### Short task
Output the data below in full, character for character.

### Rows
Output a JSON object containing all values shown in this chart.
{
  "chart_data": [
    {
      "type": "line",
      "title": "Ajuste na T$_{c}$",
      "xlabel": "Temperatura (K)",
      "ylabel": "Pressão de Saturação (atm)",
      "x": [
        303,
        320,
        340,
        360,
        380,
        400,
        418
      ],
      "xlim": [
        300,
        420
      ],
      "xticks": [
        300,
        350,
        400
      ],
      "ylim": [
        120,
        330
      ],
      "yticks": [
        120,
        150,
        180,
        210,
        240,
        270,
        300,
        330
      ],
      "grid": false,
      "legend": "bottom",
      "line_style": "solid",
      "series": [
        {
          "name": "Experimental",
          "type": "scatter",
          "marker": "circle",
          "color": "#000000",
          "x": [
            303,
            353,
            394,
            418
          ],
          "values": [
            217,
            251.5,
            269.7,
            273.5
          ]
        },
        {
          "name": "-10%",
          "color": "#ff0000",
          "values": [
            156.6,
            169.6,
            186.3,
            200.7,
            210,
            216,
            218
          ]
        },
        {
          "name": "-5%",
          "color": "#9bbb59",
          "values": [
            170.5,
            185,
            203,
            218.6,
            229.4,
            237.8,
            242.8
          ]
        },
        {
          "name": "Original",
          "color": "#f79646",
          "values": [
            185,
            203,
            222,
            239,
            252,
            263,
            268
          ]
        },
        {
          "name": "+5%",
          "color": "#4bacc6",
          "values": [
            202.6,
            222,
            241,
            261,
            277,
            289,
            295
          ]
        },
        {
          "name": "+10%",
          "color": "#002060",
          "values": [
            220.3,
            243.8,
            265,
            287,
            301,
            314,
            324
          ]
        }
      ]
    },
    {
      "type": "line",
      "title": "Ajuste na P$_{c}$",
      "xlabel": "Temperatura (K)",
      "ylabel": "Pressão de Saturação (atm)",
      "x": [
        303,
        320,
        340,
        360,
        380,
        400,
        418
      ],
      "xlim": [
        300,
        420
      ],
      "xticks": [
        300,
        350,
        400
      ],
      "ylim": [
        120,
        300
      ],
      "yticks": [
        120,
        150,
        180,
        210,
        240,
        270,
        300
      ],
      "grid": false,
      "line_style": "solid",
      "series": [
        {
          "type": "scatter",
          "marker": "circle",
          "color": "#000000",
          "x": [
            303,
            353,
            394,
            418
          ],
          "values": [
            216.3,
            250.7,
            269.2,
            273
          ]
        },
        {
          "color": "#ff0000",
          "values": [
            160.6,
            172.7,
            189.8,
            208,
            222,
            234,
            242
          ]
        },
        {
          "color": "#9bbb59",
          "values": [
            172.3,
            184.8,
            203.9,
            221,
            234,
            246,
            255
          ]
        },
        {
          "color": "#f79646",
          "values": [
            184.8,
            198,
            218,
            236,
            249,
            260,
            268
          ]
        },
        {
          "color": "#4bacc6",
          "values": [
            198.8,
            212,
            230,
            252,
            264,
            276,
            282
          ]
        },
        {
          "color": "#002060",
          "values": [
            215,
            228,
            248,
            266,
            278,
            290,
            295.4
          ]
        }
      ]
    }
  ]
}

### Solution for this task
Output a JSON object containing all values shown in this chart.
{
  "chart_data": [
    {
      "type": "line",
      "title": "Ajuste na T$_{c}$",
      "xlabel": "Temperatura (K)",
      "ylabel": "Pressão de Saturação (atm)",
      "x": [
        303,
        320,
        340,
        360,
        380,
        400,
        418
      ],
      "xlim": [
        300,
        420
      ],
      "xticks": [
        300,
        350,
        400
      ],
      "ylim": [
        120,
        330
      ],
      "yticks": [
        120,
        150,
        180,
        210,
        240,
        270,
        300,
        330
      ],
      "grid": false,
      "legend": "bottom",
      "line_style": "solid",
      "series": [
        {
          "name": "Experimental",
          "type": "scatter",
          "marker": "circle",
          "color": "#000000",
          "x": [
            303,
            353,
            394,
            418
          ],
          "values": [
            217,
            251.5,
            269.7,
            273.5
          ]
        },
        {
          "name": "-10%",
          "color": "#ff0000",
          "values": [
            156.6,
            169.6,
            186.3,
            200.7,
            210,
            216,
            218
          ]
        },
        {
          "name": "-5%",
          "color": "#9bbb59",
          "values": [
            170.5,
            185,
            203,
            218.6,
            229.4,
            237.8,
            242.8
          ]
        },
        {
          "name": "Original",
          "color": "#f79646",
          "values": [
            185,
            203,
            222,
            239,
            252,
            263,
            268
          ]
        },
        {
          "name": "+5%",
          "color": "#4bacc6",
          "values": [
            202.6,
            222,
            241,
            261,
            277,
            289,
            295
          ]
        },
        {
          "name": "+10%",
          "color": "#002060",
          "values": [
            220.3,
            243.8,
            265,
            287,
            301,
            314,
            324
          ]
        }
      ]
    },
    {
      "type": "line",
      "title": "Ajuste na P$_{c}$",
      "xlabel": "Temperatura (K)",
      "ylabel": "Pressão de Saturação (atm)",
      "x": [
        303,
        320,
        340,
        360,
        380,
        400,
        418
      ],
      "xlim": [
        300,
        420
      ],
      "xticks": [
        300,
        350,
        400
      ],
      "ylim": [
        120,
        300
      ],
      "yticks": [
        120,
        150,
        180,
        210,
        240,
        270,
        300
      ],
      "grid": false,
      "line_style": "solid",
      "series": [
        {
          "type": "scatter",
          "marker": "circle",
          "color": "#000000",
          "x": [
            303,
            353,
            394,
            418
          ],
          "values": [
            216.3,
            250.7,
            269.2,
            273
          ]
        },
        {
          "color": "#ff0000",
          "values": [
            160.6,
            172.7,
            189.8,
            208,
            222,
            234,
            242
          ]
        },
        {
          "color": "#9bbb59",
          "values": [
            172.3,
            184.8,
            203.9,
            221,
            234,
            246,
            255
          ]
        },
        {
          "color": "#f79646",
          "values": [
            184.8,
            198,
            218,
            236,
            249,
            260,
            268
          ]
        },
        {
          "color": "#4bacc6",
          "values": [
            198.8,
            212,
            230,
            252,
            264,
            276,
            282
          ]
        },
        {
          "color": "#002060",
          "values": [
            215,
            228,
            248,
            266,
            278,
            290,
            295.4
          ]
        }
      ]
    }
  ]
}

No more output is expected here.